WRITTEN EXERCISE -> Return all entries word for word, but drop any images.

_ _ _ _ _ _ _

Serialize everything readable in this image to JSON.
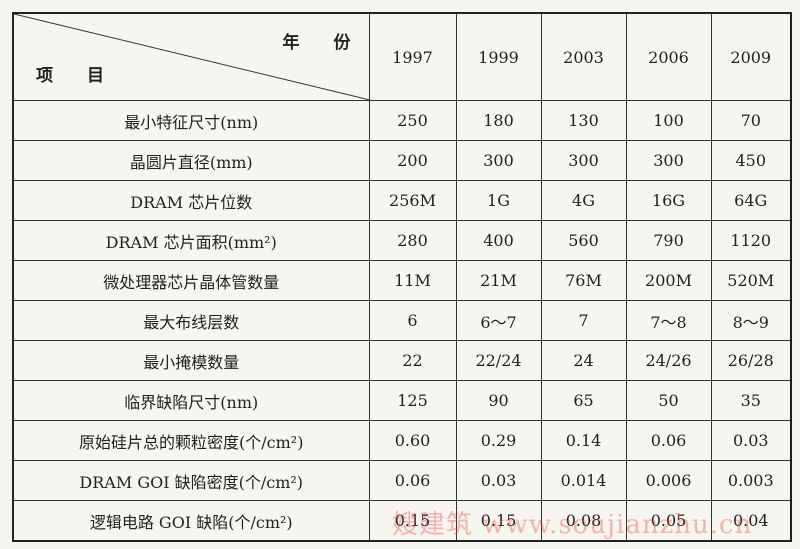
{
  "table": {
    "corner": {
      "top": "年　　份",
      "bottom": "项　　目"
    },
    "years": [
      "1997",
      "1999",
      "2003",
      "2006",
      "2009"
    ],
    "rows": [
      [
        "最小特征尺寸(nm)",
        "250",
        "180",
        "130",
        "100",
        "70"
      ],
      [
        "晶圆片直径(mm)",
        "200",
        "300",
        "300",
        "300",
        "450"
      ],
      [
        "DRAM 芯片位数",
        "256M",
        "1G",
        "4G",
        "16G",
        "64G"
      ],
      [
        "DRAM 芯片面积(mm²)",
        "280",
        "400",
        "560",
        "790",
        "1120"
      ],
      [
        "微处理器芯片晶体管数量",
        "11M",
        "21M",
        "76M",
        "200M",
        "520M"
      ],
      [
        "最大布线层数",
        "6",
        "6～7",
        "7",
        "7～8",
        "8～9"
      ],
      [
        "最小掩模数量",
        "22",
        "22/24",
        "24",
        "24/26",
        "26/28"
      ],
      [
        "临界缺陷尺寸(nm)",
        "125",
        "90",
        "65",
        "50",
        "35"
      ],
      [
        "原始硅片总的颗粒密度(个/cm²)",
        "0.60",
        "0.29",
        "0.14",
        "0.06",
        "0.03"
      ],
      [
        "DRAM GOI 缺陷密度(个/cm²)",
        "0.06",
        "0.03",
        "0.014",
        "0.006",
        "0.003"
      ],
      [
        "逻辑电路 GOI 缺陷(个/cm²)",
        "0.15",
        "0.15",
        "0.08",
        "0.05",
        "0.04"
      ]
    ]
  },
  "watermark": "嫂建筑 www.soujianzhu.cn"
}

_ _ _ _ _ _ _

PROBLEM SOLUTION ->
Serialize everything readable in this image to JSON.
{
  "table": {
    "corner": {
      "top": "年　　份",
      "bottom": "项　　目"
    },
    "years": [
      "1997",
      "1999",
      "2003",
      "2006",
      "2009"
    ],
    "rows": [
      [
        "最小特征尺寸(nm)",
        "250",
        "180",
        "130",
        "100",
        "70"
      ],
      [
        "晶圆片直径(mm)",
        "200",
        "300",
        "300",
        "300",
        "450"
      ],
      [
        "DRAM 芯片位数",
        "256M",
        "1G",
        "4G",
        "16G",
        "64G"
      ],
      [
        "DRAM 芯片面积(mm²)",
        "280",
        "400",
        "560",
        "790",
        "1120"
      ],
      [
        "微处理器芯片晶体管数量",
        "11M",
        "21M",
        "76M",
        "200M",
        "520M"
      ],
      [
        "最大布线层数",
        "6",
        "6～7",
        "7",
        "7～8",
        "8～9"
      ],
      [
        "最小掩模数量",
        "22",
        "22/24",
        "24",
        "24/26",
        "26/28"
      ],
      [
        "临界缺陷尺寸(nm)",
        "125",
        "90",
        "65",
        "50",
        "35"
      ],
      [
        "原始硅片总的颗粒密度(个/cm²)",
        "0.60",
        "0.29",
        "0.14",
        "0.06",
        "0.03"
      ],
      [
        "DRAM GOI 缺陷密度(个/cm²)",
        "0.06",
        "0.03",
        "0.014",
        "0.006",
        "0.003"
      ],
      [
        "逻辑电路 GOI 缺陷(个/cm²)",
        "0.15",
        "0.15",
        "0.08",
        "0.05",
        "0.04"
      ]
    ]
  },
  "watermark": "嫂建筑 www.soujianzhu.cn"
}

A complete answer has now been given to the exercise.